═══ Excerpted data

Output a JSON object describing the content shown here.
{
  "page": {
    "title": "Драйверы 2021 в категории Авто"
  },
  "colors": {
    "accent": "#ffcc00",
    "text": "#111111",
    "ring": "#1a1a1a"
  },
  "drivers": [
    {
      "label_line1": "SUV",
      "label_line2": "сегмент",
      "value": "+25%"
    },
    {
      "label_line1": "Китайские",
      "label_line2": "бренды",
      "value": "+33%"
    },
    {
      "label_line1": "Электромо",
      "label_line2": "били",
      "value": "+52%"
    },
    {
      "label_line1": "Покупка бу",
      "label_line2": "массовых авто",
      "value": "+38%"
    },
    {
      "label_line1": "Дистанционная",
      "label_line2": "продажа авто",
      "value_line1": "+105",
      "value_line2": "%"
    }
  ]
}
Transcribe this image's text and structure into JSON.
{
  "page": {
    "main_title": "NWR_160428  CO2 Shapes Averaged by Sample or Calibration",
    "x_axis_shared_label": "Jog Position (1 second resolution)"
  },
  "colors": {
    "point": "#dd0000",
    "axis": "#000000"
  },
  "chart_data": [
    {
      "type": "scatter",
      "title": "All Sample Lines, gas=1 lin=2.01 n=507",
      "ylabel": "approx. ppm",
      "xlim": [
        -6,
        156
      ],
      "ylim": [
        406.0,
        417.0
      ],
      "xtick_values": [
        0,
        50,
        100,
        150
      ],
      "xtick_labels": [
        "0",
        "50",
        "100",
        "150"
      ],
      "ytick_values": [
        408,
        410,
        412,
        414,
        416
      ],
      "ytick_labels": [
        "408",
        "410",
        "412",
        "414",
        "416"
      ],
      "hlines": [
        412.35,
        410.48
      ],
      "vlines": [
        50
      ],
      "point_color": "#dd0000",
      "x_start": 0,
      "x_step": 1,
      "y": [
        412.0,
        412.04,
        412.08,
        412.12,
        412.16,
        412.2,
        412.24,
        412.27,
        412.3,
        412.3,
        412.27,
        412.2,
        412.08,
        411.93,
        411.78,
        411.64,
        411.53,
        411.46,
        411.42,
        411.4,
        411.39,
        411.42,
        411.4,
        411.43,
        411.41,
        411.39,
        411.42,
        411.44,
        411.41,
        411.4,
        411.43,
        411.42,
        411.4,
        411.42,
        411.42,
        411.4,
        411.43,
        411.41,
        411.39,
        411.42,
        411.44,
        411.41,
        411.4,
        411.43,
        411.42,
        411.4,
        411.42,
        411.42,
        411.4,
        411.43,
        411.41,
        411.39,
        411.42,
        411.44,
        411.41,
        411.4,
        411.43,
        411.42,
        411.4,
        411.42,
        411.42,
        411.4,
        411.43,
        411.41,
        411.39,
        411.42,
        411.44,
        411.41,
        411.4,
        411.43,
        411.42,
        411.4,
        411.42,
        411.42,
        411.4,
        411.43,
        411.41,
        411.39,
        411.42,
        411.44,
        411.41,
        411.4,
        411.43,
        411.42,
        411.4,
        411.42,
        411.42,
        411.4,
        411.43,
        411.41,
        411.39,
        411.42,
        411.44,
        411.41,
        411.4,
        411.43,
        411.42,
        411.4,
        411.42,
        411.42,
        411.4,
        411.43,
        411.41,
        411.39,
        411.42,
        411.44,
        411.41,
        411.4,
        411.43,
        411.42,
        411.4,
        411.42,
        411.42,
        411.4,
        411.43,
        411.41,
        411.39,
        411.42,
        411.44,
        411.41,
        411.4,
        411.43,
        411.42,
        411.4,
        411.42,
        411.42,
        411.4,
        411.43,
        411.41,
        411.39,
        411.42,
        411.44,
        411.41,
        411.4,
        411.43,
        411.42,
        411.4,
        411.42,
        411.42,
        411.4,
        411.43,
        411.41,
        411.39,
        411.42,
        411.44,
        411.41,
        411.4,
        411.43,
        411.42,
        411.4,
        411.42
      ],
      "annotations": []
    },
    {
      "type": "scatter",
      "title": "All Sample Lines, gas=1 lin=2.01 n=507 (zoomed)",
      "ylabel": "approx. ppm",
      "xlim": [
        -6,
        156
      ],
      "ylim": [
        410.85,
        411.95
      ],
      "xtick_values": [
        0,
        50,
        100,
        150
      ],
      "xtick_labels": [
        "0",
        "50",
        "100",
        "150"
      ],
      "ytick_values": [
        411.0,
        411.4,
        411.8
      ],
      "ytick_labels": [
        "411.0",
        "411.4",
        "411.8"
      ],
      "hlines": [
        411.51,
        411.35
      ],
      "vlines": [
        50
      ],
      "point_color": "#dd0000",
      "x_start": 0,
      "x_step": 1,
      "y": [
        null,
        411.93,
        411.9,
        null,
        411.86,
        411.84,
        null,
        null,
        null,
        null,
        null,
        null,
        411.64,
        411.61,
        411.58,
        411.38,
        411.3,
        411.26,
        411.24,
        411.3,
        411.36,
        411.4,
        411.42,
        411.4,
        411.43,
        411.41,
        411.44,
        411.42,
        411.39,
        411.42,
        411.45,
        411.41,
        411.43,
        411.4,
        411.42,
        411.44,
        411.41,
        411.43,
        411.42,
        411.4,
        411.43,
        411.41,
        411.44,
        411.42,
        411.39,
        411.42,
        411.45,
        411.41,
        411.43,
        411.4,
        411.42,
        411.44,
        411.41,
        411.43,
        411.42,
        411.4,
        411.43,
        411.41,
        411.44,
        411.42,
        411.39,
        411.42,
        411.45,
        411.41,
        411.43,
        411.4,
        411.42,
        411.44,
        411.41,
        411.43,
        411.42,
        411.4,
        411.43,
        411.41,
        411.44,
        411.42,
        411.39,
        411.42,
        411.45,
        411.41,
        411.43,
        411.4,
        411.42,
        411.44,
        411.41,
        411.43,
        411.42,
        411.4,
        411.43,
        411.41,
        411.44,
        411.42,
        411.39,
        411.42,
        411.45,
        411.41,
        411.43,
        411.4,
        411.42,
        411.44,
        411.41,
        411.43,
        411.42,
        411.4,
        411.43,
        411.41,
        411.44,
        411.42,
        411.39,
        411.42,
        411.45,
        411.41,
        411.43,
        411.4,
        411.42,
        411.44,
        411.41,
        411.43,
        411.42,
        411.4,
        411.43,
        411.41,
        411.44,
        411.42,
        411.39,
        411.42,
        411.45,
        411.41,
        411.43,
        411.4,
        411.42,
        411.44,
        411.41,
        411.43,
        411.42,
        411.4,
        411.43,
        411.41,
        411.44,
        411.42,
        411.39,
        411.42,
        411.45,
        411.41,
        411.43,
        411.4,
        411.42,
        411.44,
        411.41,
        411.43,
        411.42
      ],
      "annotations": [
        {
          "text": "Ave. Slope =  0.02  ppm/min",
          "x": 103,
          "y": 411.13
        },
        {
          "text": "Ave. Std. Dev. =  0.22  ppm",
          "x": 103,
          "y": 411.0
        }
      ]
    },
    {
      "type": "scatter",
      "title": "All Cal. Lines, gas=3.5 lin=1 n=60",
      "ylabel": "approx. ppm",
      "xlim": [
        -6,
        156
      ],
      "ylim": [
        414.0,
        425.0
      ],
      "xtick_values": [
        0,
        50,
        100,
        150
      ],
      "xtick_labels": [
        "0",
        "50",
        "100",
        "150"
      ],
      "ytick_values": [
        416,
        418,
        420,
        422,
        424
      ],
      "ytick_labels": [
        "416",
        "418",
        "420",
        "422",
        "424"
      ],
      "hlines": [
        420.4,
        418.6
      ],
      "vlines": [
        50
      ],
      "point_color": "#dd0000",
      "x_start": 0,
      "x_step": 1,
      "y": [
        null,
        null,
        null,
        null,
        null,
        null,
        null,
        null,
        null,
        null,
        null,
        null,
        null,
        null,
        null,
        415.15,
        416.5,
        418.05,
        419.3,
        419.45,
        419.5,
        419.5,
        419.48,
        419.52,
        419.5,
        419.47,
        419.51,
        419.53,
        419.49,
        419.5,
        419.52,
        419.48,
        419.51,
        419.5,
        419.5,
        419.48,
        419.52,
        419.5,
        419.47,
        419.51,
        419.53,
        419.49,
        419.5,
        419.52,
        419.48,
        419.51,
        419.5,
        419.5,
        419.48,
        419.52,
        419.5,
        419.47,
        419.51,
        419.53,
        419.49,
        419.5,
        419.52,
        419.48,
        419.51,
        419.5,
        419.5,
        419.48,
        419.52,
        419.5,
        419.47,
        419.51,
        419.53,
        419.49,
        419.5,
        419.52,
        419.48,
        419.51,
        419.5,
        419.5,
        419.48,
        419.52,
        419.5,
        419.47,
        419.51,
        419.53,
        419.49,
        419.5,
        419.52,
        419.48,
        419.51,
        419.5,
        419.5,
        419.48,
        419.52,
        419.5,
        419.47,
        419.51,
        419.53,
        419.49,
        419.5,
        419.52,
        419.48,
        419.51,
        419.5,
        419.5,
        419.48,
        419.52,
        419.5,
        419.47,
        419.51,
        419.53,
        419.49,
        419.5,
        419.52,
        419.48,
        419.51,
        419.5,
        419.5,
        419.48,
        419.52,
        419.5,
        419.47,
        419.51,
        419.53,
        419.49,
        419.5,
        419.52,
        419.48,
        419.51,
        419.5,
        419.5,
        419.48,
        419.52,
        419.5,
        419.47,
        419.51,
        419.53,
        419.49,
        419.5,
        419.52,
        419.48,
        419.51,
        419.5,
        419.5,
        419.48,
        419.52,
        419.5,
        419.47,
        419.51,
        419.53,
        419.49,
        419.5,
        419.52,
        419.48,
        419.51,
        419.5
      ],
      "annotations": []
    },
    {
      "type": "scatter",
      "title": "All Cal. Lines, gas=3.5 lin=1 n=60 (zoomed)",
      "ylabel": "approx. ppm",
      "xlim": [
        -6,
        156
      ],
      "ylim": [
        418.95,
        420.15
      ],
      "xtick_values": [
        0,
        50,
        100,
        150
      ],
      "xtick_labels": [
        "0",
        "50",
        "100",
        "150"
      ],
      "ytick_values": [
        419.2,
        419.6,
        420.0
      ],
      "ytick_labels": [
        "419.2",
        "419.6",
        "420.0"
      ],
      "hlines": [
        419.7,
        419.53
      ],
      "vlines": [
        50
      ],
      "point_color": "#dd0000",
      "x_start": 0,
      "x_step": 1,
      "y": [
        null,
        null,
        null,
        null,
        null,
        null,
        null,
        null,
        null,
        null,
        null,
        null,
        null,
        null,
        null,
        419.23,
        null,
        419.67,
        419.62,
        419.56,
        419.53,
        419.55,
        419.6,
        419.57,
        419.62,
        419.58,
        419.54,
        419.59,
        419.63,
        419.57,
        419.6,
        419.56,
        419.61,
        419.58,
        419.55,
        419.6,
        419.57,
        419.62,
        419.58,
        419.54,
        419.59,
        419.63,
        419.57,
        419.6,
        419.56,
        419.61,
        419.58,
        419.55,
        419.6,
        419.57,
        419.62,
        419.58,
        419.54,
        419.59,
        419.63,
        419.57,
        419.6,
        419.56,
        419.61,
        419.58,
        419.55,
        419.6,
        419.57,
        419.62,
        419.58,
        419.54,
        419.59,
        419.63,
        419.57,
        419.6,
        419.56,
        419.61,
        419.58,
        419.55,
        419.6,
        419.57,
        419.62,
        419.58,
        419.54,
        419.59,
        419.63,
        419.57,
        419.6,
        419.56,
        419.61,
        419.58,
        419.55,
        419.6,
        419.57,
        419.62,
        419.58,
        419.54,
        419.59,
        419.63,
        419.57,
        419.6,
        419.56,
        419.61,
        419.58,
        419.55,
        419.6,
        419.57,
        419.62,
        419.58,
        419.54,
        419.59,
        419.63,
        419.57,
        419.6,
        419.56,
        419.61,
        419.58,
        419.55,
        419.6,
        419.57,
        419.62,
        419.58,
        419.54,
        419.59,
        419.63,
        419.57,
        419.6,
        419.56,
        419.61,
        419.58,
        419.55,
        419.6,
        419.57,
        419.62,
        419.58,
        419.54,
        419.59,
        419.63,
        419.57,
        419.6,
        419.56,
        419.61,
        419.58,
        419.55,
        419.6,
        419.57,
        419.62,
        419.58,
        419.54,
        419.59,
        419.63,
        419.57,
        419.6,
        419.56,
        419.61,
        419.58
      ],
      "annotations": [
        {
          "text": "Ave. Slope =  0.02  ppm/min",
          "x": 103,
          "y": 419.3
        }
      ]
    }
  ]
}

══════

Work to do: From the records, copy every line that has the string "Sample" in it.

Task output:
    "main_title": "NWR_160428  CO2 Shapes Averaged by Sample or Calibration",
      "title": "All Sample Lines, gas=1 lin=2.01 n=507",
      "title": "All Sample Lines, gas=1 lin=2.01 n=507 (zoomed)",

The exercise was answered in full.